Start of Supplied data

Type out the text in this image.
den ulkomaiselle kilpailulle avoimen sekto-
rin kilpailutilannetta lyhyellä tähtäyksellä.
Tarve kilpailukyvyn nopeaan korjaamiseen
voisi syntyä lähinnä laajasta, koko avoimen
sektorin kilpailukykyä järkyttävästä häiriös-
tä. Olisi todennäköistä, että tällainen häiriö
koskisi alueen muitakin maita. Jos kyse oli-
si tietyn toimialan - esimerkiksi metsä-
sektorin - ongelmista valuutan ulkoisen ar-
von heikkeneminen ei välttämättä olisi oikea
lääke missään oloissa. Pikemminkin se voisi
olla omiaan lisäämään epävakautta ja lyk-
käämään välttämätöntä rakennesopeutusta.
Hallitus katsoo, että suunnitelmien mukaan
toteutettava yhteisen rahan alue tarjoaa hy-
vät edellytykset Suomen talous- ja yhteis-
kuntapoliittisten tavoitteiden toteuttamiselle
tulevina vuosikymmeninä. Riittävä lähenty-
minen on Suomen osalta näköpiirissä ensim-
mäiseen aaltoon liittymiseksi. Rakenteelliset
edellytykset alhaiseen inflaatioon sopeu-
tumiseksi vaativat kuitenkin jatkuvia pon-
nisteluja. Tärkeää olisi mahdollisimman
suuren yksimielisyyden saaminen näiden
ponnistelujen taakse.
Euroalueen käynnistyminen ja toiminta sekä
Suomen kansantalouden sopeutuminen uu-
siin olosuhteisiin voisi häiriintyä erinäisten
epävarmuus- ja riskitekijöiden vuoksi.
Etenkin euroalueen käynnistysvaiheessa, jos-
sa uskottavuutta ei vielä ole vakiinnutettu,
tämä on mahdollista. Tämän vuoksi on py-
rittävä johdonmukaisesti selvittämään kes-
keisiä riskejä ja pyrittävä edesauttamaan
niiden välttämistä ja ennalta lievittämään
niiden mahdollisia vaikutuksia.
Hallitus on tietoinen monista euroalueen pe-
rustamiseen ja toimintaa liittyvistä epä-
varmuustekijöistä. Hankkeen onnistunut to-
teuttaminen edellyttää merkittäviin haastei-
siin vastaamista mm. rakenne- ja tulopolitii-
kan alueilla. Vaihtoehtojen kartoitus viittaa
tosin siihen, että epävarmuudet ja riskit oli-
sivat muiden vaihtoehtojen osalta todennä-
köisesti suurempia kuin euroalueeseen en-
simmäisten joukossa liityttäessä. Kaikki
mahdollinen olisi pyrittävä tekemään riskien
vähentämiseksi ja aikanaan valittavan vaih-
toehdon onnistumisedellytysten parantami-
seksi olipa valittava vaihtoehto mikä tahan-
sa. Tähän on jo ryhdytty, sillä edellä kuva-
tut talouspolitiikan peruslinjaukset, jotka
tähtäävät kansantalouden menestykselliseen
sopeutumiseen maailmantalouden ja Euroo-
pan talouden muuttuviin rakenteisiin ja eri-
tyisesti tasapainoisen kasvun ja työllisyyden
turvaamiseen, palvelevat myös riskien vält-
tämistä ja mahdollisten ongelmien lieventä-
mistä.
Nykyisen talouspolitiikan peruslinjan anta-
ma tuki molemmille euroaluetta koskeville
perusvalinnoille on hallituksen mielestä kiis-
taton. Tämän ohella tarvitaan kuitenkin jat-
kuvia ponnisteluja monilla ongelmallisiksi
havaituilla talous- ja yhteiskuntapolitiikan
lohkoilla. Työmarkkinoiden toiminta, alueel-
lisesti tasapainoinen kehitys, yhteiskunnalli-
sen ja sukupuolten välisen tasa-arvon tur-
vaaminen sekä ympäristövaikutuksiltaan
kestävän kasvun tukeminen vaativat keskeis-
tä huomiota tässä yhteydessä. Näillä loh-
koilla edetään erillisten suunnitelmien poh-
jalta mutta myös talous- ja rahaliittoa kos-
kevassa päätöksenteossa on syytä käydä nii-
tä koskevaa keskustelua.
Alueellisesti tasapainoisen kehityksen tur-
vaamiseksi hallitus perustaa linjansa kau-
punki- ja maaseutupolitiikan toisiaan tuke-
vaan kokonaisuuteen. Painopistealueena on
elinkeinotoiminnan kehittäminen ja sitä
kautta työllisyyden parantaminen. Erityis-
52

End of Supplied data

### Request
Which lines hold the word "sektorin"? Show each one.

### Full response
sektorin kilpailukykyä järkyttävästä häiriös-
sektorin - ongelmista valuutan ulkoisen ar-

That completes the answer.